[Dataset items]
** begin **

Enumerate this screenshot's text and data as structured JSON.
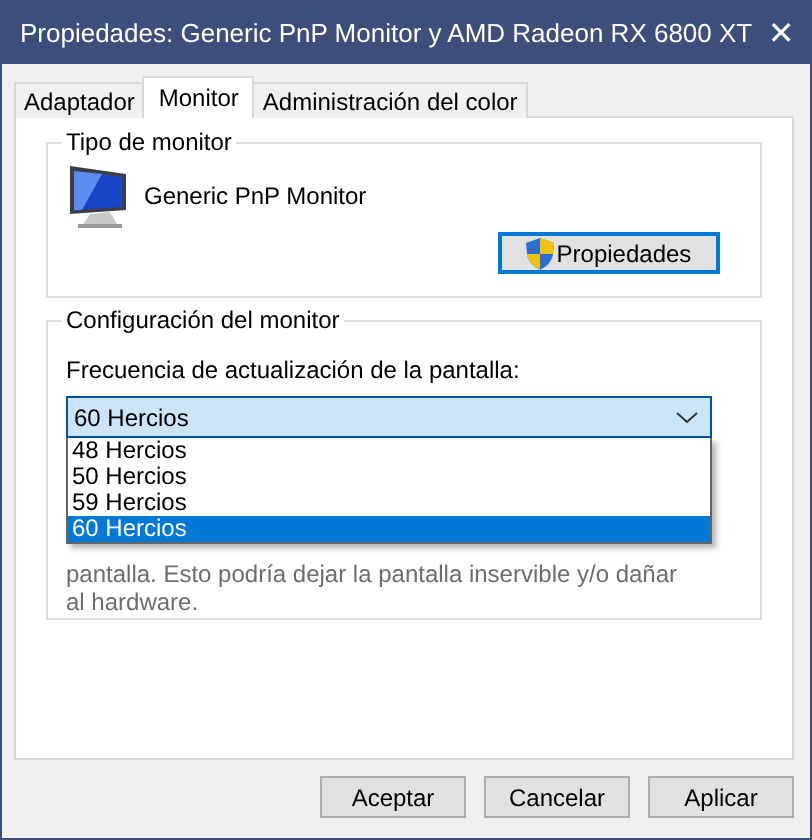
{
  "window": {
    "title": "Propiedades: Generic PnP Monitor y AMD Radeon RX 6800 XT",
    "close": "✕"
  },
  "tabs": [
    {
      "label": "Adaptador",
      "selected": false
    },
    {
      "label": "Monitor",
      "selected": true
    },
    {
      "label": "Administración del color",
      "selected": false
    }
  ],
  "monitor_type": {
    "heading": "Tipo de monitor",
    "name": "Generic PnP Monitor",
    "button": "Propiedades"
  },
  "monitor_settings": {
    "heading": "Configuración del monitor",
    "refresh_label": "Frecuencia de actualización de la pantalla:",
    "refresh_value": "60 Hercios",
    "expanded": true,
    "options": [
      {
        "label": "48 Hercios",
        "selected": false
      },
      {
        "label": "50 Hercios",
        "selected": false
      },
      {
        "label": "59 Hercios",
        "selected": false
      },
      {
        "label": "60 Hercios",
        "selected": true
      }
    ],
    "warning": "pantalla. Esto podría dejar la pantalla inservible y/o dañar al hardware."
  },
  "buttons": [
    "Aceptar",
    "Cancelar",
    "Aplicar"
  ]
}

** end **

● EXERCISE
Omit the pictures and give the material again, exactly and in full.

● FULL ANSWER
Enumerate this screenshot's text and data as structured JSON.
{
  "window": {
    "title": "Propiedades: Generic PnP Monitor y AMD Radeon RX 6800 XT",
    "close": "✕"
  },
  "tabs": [
    {
      "label": "Adaptador",
      "selected": false
    },
    {
      "label": "Monitor",
      "selected": true
    },
    {
      "label": "Administración del color",
      "selected": false
    }
  ],
  "monitor_type": {
    "heading": "Tipo de monitor",
    "name": "Generic PnP Monitor",
    "button": "Propiedades"
  },
  "monitor_settings": {
    "heading": "Configuración del monitor",
    "refresh_label": "Frecuencia de actualización de la pantalla:",
    "refresh_value": "60 Hercios",
    "expanded": true,
    "options": [
      {
        "label": "48 Hercios",
        "selected": false
      },
      {
        "label": "50 Hercios",
        "selected": false
      },
      {
        "label": "59 Hercios",
        "selected": false
      },
      {
        "label": "60 Hercios",
        "selected": true
      }
    ],
    "warning": "pantalla. Esto podría dejar la pantalla inservible y/o dañar al hardware."
  },
  "buttons": [
    "Aceptar",
    "Cancelar",
    "Aplicar"
  ]
}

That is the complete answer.